▼
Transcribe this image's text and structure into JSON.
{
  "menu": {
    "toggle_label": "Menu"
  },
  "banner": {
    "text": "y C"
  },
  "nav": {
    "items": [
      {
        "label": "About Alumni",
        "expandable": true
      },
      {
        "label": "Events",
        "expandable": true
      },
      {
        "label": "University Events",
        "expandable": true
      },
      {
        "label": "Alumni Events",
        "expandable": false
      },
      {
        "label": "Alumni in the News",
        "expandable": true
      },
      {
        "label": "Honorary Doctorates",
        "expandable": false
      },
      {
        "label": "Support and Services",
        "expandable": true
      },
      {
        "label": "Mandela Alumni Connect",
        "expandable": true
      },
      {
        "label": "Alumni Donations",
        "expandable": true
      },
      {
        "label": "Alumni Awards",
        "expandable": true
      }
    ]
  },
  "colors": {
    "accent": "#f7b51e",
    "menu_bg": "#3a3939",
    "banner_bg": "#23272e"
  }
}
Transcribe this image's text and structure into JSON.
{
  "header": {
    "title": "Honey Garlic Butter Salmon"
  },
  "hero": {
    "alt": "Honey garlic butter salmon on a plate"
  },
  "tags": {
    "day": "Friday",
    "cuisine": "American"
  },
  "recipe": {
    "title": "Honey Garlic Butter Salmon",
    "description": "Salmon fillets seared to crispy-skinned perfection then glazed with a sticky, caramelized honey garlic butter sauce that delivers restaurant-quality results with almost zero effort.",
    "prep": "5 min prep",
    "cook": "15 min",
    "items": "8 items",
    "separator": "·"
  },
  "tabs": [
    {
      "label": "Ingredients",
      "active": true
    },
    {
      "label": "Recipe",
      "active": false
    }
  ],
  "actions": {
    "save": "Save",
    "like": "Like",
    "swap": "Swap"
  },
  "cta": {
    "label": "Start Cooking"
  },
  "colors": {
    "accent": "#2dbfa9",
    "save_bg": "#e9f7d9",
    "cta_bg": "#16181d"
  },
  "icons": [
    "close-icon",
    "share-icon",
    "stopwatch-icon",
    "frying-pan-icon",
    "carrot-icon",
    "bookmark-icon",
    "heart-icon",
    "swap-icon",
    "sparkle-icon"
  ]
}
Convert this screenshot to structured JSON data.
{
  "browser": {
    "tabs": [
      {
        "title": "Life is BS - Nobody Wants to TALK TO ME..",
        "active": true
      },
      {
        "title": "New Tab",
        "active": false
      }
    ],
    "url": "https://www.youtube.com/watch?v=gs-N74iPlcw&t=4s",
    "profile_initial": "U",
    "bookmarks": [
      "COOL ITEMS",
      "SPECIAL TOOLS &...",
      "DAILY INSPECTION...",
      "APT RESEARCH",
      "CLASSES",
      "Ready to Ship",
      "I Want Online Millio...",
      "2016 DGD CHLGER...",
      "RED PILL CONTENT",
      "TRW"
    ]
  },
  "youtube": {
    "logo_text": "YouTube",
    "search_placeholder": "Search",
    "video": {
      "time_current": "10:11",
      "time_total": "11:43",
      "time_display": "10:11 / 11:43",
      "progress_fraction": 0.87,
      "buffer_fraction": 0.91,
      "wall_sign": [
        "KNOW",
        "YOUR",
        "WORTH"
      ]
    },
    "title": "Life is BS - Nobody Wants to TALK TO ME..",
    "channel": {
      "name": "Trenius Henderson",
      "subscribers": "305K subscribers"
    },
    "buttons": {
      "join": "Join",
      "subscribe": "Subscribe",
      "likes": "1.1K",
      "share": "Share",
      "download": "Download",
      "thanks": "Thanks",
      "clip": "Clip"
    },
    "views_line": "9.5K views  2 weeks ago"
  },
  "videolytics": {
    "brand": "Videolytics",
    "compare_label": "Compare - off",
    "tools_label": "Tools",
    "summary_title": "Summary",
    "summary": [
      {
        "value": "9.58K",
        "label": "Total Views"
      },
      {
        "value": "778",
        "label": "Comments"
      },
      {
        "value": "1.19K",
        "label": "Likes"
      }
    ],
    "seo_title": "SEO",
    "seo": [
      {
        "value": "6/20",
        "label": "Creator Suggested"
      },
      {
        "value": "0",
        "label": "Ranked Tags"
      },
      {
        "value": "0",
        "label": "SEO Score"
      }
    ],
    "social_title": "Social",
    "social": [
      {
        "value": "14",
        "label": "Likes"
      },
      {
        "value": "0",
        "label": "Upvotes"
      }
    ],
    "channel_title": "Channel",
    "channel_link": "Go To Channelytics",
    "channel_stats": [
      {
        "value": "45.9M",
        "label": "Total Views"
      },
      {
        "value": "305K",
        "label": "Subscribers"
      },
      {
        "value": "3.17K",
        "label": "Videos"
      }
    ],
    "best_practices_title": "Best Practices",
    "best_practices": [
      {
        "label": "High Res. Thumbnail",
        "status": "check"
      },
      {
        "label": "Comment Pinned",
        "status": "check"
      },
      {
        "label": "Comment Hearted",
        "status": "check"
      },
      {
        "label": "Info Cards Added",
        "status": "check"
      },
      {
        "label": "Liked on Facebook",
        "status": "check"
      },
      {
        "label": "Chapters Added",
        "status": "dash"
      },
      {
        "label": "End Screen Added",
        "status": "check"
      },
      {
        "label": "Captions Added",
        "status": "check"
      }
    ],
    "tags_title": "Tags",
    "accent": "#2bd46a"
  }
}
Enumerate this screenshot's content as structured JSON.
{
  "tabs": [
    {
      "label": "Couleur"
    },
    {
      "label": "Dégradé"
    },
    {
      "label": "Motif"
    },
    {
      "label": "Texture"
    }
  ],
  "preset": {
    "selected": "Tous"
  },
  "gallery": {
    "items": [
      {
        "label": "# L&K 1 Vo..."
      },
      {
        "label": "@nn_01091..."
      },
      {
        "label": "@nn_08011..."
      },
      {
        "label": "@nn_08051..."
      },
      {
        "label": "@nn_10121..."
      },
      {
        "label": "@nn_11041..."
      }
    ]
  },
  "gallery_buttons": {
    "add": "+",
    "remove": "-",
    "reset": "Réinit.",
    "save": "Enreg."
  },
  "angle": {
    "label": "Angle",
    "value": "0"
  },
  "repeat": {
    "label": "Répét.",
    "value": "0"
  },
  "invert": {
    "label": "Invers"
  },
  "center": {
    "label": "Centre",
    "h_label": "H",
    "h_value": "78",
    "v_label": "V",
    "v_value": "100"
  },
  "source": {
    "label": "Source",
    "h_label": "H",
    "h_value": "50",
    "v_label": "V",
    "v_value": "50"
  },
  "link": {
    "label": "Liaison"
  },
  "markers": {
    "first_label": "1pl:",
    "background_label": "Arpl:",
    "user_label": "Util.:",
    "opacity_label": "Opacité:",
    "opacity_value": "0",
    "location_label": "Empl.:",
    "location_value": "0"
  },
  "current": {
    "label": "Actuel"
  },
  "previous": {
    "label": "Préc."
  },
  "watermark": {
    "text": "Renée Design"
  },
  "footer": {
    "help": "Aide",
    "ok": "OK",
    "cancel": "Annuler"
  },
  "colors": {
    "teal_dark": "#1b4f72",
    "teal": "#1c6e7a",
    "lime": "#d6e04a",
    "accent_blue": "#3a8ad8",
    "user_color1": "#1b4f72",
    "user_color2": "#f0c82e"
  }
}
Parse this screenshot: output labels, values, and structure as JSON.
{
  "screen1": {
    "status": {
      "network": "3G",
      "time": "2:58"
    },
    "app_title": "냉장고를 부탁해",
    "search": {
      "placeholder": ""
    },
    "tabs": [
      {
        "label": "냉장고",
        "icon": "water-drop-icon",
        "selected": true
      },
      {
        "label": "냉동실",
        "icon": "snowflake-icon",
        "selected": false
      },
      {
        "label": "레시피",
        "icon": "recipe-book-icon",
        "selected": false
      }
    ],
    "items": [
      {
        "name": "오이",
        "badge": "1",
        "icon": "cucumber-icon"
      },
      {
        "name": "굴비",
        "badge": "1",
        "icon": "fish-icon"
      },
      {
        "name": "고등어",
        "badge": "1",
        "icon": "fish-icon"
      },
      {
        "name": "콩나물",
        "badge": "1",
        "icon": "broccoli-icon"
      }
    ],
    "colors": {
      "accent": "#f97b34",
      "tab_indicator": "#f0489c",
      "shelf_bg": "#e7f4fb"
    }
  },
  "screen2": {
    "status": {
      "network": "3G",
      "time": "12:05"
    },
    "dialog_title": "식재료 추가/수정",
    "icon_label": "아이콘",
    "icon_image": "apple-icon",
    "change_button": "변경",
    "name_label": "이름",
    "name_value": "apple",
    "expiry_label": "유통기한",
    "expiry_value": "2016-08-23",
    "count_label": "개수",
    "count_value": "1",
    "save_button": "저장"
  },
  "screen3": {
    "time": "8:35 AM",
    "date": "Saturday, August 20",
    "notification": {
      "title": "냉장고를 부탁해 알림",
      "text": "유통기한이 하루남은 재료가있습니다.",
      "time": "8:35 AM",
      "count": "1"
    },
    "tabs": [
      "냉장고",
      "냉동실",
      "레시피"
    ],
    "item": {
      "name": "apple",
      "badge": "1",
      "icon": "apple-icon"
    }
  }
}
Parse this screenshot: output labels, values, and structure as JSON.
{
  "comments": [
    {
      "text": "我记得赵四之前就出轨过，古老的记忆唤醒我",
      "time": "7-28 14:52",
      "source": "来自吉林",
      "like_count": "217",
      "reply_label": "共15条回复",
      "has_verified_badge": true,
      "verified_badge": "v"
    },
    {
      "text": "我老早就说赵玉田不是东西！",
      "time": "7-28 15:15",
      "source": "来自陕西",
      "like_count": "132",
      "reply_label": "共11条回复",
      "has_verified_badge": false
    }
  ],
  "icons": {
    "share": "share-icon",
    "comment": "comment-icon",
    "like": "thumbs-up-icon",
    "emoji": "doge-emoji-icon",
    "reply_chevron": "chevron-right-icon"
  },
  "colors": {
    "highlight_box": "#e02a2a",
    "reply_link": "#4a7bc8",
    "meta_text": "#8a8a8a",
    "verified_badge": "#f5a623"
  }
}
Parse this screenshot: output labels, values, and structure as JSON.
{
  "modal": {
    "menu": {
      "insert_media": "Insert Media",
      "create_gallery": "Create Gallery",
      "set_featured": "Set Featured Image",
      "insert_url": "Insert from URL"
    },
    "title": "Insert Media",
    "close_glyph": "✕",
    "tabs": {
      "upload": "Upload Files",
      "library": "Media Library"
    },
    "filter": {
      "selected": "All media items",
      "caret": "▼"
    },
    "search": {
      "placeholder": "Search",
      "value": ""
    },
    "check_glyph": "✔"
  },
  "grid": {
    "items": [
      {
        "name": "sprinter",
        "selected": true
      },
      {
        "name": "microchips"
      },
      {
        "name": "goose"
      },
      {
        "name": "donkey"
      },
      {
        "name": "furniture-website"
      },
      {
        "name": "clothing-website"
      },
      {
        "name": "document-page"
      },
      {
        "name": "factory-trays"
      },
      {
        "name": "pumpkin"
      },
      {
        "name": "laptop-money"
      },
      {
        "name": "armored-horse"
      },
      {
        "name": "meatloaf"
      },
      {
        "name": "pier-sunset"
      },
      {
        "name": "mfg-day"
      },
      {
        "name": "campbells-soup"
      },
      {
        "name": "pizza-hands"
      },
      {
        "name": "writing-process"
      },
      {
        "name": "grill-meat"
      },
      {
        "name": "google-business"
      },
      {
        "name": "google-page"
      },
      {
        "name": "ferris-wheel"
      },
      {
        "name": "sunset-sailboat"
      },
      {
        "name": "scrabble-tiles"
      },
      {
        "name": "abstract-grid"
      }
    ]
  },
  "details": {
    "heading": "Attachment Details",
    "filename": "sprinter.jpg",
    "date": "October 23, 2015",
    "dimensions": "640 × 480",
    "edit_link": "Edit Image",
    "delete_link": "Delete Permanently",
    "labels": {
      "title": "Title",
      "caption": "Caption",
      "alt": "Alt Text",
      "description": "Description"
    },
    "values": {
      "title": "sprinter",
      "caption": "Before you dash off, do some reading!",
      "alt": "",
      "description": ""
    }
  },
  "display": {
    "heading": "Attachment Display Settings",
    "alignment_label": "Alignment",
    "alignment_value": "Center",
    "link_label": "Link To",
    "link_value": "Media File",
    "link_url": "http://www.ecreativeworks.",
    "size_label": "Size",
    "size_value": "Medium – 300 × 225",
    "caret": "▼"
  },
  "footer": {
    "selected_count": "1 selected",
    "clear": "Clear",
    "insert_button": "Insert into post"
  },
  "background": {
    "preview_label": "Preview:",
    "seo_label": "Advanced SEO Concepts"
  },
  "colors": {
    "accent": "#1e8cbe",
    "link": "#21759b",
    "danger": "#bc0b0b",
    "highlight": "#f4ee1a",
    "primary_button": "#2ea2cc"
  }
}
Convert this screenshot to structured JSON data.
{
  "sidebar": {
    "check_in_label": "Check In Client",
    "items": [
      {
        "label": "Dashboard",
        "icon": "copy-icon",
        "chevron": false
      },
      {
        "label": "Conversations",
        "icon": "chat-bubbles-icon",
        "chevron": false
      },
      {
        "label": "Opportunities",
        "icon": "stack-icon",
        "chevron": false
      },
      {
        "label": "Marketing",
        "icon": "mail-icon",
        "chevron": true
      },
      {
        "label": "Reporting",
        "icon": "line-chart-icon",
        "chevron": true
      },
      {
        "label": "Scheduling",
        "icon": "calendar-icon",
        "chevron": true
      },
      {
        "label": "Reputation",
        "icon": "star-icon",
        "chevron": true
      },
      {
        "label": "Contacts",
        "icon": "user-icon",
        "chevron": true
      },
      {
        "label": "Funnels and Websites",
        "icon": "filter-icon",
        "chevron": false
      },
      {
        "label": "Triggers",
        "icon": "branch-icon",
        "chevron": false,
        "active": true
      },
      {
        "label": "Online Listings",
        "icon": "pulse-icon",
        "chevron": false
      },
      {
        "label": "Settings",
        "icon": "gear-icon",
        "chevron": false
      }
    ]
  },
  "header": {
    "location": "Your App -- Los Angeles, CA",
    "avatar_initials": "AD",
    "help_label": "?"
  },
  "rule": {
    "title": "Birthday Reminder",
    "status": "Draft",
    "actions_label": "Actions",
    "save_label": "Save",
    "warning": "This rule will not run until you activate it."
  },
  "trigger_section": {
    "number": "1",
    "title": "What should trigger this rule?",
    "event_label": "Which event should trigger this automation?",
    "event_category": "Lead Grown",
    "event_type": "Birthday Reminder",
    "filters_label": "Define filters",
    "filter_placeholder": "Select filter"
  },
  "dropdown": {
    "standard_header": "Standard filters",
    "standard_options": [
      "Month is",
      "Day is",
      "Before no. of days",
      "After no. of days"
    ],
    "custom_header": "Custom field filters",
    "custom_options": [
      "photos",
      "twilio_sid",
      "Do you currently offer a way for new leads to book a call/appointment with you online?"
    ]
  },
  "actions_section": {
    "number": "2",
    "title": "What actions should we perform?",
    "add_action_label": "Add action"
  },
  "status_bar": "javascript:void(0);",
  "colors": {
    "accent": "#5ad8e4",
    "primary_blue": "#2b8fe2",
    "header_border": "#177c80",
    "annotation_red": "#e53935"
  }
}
▲
List each line holding the string "Added".

**Output for this exercise:**
        "label": "Info Cards Added",
        "label": "Chapters Added",
        "label": "End Screen Added",
        "label": "Captions Added",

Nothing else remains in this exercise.